[Items from a data source]
◆ ◆ ◆ ◆ ◆
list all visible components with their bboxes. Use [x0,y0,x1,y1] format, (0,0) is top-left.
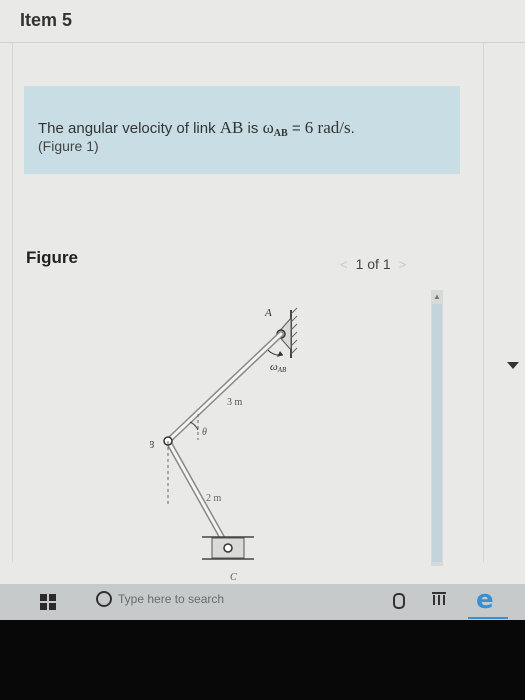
windows-taskbar: e [0,584,525,620]
link-ab-inner [166,332,283,443]
length-bc-label: 2 m [206,493,222,504]
omega-subscript: AB [273,128,288,139]
theta-arc [189,421,199,431]
figure-pager: <1 of 1 > [340,256,406,272]
cortana-circle-icon[interactable] [96,591,112,607]
monitor-bezel [0,620,525,700]
link-name: AB [219,118,244,137]
omega-symbol: ω [262,118,274,137]
windows-start-icon[interactable] [40,594,56,610]
scrollbar-thumb[interactable] [432,304,442,562]
label-a: A [264,307,272,319]
active-app-indicator [468,617,508,619]
dropdown-arrow-icon[interactable] [507,362,519,369]
item-title: Item 5 [20,10,73,30]
question-is: is [243,120,263,137]
omega-arrowhead [277,351,283,357]
figure-heading: Figure [26,248,78,267]
question-prefix: The angular velocity of link [38,120,220,137]
browser-viewport: Item 5 The angular velocity of link AB i… [0,0,525,620]
question-panel: The angular velocity of link AB is ωAB =… [24,86,460,174]
edge-browser-icon[interactable]: e [476,585,494,615]
header-divider [0,42,525,43]
next-figure-button[interactable]: > [399,257,407,272]
left-border [12,42,13,562]
mechanism-figure: A B C ωAB 3 m 2 m θ [150,307,298,583]
omega-unit: rad/s [313,118,351,137]
equals-sign: = [287,120,305,137]
right-border [483,42,484,562]
label-c: C [230,572,237,583]
figure-link[interactable]: (Figure 1) [38,138,99,154]
figure-scrollbar[interactable]: ▲ [431,290,443,566]
omega-label: ωAB [270,361,287,374]
question-end: . [350,120,355,137]
label-b: B [150,440,154,451]
microphone-icon[interactable] [393,593,405,609]
omega-value: 6 [304,118,314,137]
question-text: The angular velocity of link AB is ωAB =… [38,118,355,139]
figure-page-indicator: 1 of 1 [355,256,391,272]
pin-c [223,543,233,553]
theta-label: θ [202,427,207,438]
scroll-up-icon[interactable]: ▲ [433,292,441,301]
taskbar-search-input[interactable] [118,590,318,608]
length-ab-label: 3 m [227,397,243,408]
prev-figure-button[interactable]: < [340,257,348,272]
omega-label-subscript: AB [277,366,287,374]
task-view-icon[interactable] [432,592,446,606]
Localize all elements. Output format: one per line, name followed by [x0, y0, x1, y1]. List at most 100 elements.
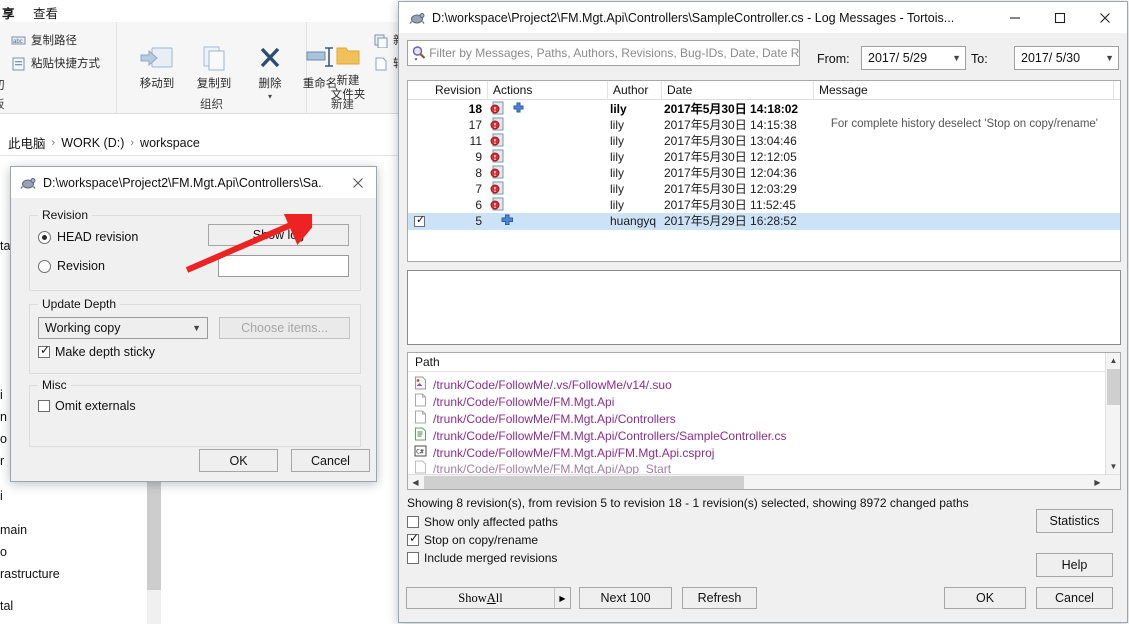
- ribbon-item-paste-shortcut[interactable]: 粘贴快捷方式: [11, 55, 100, 71]
- chevron-down-icon[interactable]: ▼: [1105, 53, 1114, 63]
- ribbon-item-new-folder[interactable]: 新建 文件夹: [317, 36, 379, 102]
- show-all-dropdown-icon[interactable]: ▶: [554, 588, 570, 608]
- refresh-button[interactable]: Refresh: [682, 587, 757, 609]
- table-row[interactable]: ✓ 5 huangyq 2017年5月29日 16:28:52: [408, 213, 1120, 230]
- ribbon-item-copy-path[interactable]: abc 复制路径: [11, 32, 77, 48]
- table-row[interactable]: 7 lily 2017年5月30日 12:03:29: [408, 181, 1120, 197]
- filter-input[interactable]: Filter by Messages, Paths, Authors, Revi…: [407, 40, 800, 66]
- radio-specific-revision[interactable]: Revision: [38, 259, 105, 273]
- cancel-button[interactable]: Cancel: [1036, 587, 1113, 609]
- paste-shortcut-icon: [11, 56, 26, 71]
- list-item[interactable]: i: [0, 388, 3, 402]
- maximize-icon[interactable]: [1037, 2, 1082, 33]
- chevron-down-icon[interactable]: ▼: [192, 323, 201, 333]
- ribbon-item-move-to[interactable]: 移动到: [126, 40, 188, 91]
- cell-date: 2017年5月30日 14:18:02: [664, 102, 799, 116]
- table-row[interactable]: 8 lily 2017年5月30日 12:04:36: [408, 165, 1120, 181]
- list-item[interactable]: o: [0, 432, 7, 446]
- scroll-right-icon[interactable]: ▶: [1090, 475, 1105, 489]
- search-icon[interactable]: [408, 45, 429, 61]
- list-item[interactable]: i: [0, 489, 3, 503]
- checkbox-box[interactable]: [38, 400, 50, 412]
- statistics-button[interactable]: Statistics: [1036, 509, 1113, 533]
- column-header-date[interactable]: Date: [662, 81, 814, 100]
- table-row[interactable]: 11 lily 2017年5月30日 13:04:46: [408, 133, 1120, 149]
- breadcrumb-item-this-pc[interactable]: 此电脑: [8, 133, 46, 152]
- close-icon[interactable]: [1082, 2, 1127, 33]
- scroll-up-icon[interactable]: ▲: [1106, 353, 1120, 368]
- show-all-button[interactable]: Show All: [407, 588, 554, 608]
- show-log-button[interactable]: Show log: [208, 224, 349, 246]
- cancel-button[interactable]: Cancel: [291, 449, 370, 472]
- column-header-message[interactable]: Message: [814, 81, 1114, 100]
- list-item[interactable]: n: [0, 410, 7, 424]
- help-button[interactable]: Help: [1036, 553, 1113, 577]
- revision-list-header: Revision Actions Author Date Message: [408, 81, 1120, 100]
- list-item[interactable]: /trunk/Code/FollowMe/FM.Mgt.Api/Controll…: [414, 410, 676, 427]
- ok-button[interactable]: OK: [199, 449, 278, 472]
- ribbon-item-copy-to[interactable]: 复制到: [183, 40, 245, 91]
- log-window-titlebar[interactable]: D:\workspace\Project2\FM.Mgt.Api\Control…: [399, 2, 1127, 33]
- from-date-combo[interactable]: 2017/ 5/29 ▼: [861, 46, 966, 70]
- commit-message-box[interactable]: [407, 270, 1121, 345]
- column-header-revision[interactable]: Revision: [408, 81, 488, 100]
- checkbox-make-depth-sticky[interactable]: ✓ Make depth sticky: [38, 344, 155, 359]
- breadcrumb-item-workspace[interactable]: workspace: [140, 136, 200, 150]
- svg-text:abc: abc: [13, 39, 23, 45]
- checkbox-show-only-affected-paths[interactable]: Show only affected paths: [407, 515, 558, 529]
- table-row[interactable]: 6 lily 2017年5月30日 11:52:45: [408, 197, 1120, 213]
- checkbox-box[interactable]: [407, 552, 419, 564]
- breadcrumb-separator-2: ›: [130, 136, 135, 149]
- checkbox-include-merged-revisions[interactable]: Include merged revisions: [407, 551, 557, 565]
- update-depth-select[interactable]: Working copy ▼: [38, 317, 208, 339]
- radio-button[interactable]: [38, 259, 51, 273]
- ribbon-group-new: 新建 文件夹 新建 轻松 新建: [307, 22, 416, 114]
- breadcrumb[interactable]: 此电脑 › WORK (D:) › workspace: [0, 130, 399, 156]
- list-item[interactable]: main: [0, 523, 27, 537]
- cell-actions: [490, 149, 610, 165]
- update-dialog: D:\workspace\Project2\FM.Mgt.Api\Control…: [10, 166, 377, 482]
- column-header-author[interactable]: Author: [608, 81, 662, 100]
- table-row[interactable]: 9 lily 2017年5月30日 12:12:05: [408, 149, 1120, 165]
- update-dialog-titlebar[interactable]: D:\workspace\Project2\FM.Mgt.Api\Control…: [11, 167, 376, 198]
- checkbox-box[interactable]: ✓: [407, 532, 419, 546]
- revision-number-input[interactable]: [218, 255, 349, 277]
- paths-hscroll-thumb[interactable]: [424, 476, 744, 489]
- list-item[interactable]: /trunk/Code/FollowMe/.vs/FollowMe/v14/.s…: [414, 376, 672, 393]
- checkbox-stop-on-copy-rename[interactable]: ✓ Stop on copy/rename: [407, 532, 538, 547]
- list-item[interactable]: tal: [0, 599, 13, 613]
- paths-horizontal-scrollbar[interactable]: ◀ ▶: [408, 474, 1120, 489]
- list-item[interactable]: rastructure: [0, 567, 60, 581]
- ok-button[interactable]: OK: [944, 587, 1026, 609]
- list-item[interactable]: /trunk/Code/FollowMe/FM.Mgt.Api/Controll…: [414, 427, 786, 444]
- radio-button[interactable]: [38, 230, 51, 244]
- list-item[interactable]: /trunk/Code/FollowMe/FM.Mgt.Api: [414, 393, 614, 410]
- column-header-path[interactable]: Path: [408, 353, 1120, 372]
- breadcrumb-item-work-d[interactable]: WORK (D:): [61, 136, 124, 150]
- column-header-actions[interactable]: Actions: [488, 81, 608, 100]
- chevron-down-icon[interactable]: ▼: [952, 53, 961, 63]
- checkbox-box[interactable]: ✓: [38, 344, 50, 358]
- new-item-icon: [373, 33, 388, 48]
- scroll-down-icon[interactable]: ▼: [1106, 459, 1120, 474]
- next-100-button[interactable]: Next 100: [579, 587, 672, 609]
- show-all-split-button[interactable]: Show All ▶: [406, 587, 571, 609]
- to-date-combo[interactable]: 2017/ 5/30 ▼: [1014, 46, 1119, 70]
- list-item[interactable]: C# /trunk/Code/FollowMe/FM.Mgt.Api/FM.Mg…: [414, 444, 714, 461]
- radio-head-revision[interactable]: HEAD revision: [38, 230, 138, 244]
- table-row[interactable]: 18 lily 2017年5月30日 14:18:02: [408, 101, 1120, 117]
- changed-paths-list[interactable]: Path /trunk/Code/FollowMe/.vs/FollowMe/v…: [407, 352, 1121, 490]
- scroll-left-icon[interactable]: ◀: [408, 475, 423, 489]
- list-item[interactable]: o: [0, 545, 7, 559]
- list-item[interactable]: r: [0, 454, 4, 468]
- paths-vertical-scrollbar[interactable]: ▲ ▼: [1105, 353, 1120, 474]
- list-item[interactable]: ta: [0, 239, 10, 253]
- ribbon-item-cut-clipped[interactable]: 切: [0, 77, 5, 93]
- paths-vscroll-thumb[interactable]: [1107, 369, 1120, 405]
- checkbox-omit-externals[interactable]: Omit externals: [38, 399, 136, 413]
- minimize-icon[interactable]: [992, 2, 1037, 33]
- close-icon[interactable]: [340, 167, 376, 198]
- checkbox-box[interactable]: [407, 516, 419, 528]
- ribbon-tab-view[interactable]: 查看: [33, 3, 58, 22]
- revision-list[interactable]: Revision Actions Author Date Message 18 …: [407, 80, 1121, 262]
◆ ◆ ◆ ◆ ◆
> TASK OBJECTIVE
Return the part of the listing that opens with the line containing "windows-taskbar: e [0,584,525,620]" and closes with the line containing "windows-start-icon[interactable] [40,594,56,610]", both ends included, repeating each line exactly.

> REPLY TO THE TASK
windows-taskbar: e [0,584,525,620]
link-ab-inner [166,332,283,443]
length-bc-label: 2 m [206,493,222,504]
omega-subscript: AB [273,128,288,139]
theta-arc [189,421,199,431]
figure-pager: <1 of 1 > [340,256,406,272]
cortana-circle-icon[interactable] [96,591,112,607]
monitor-bezel [0,620,525,700]
link-name: AB [219,118,244,137]
omega-symbol: ω [262,118,274,137]
windows-start-icon[interactable] [40,594,56,610]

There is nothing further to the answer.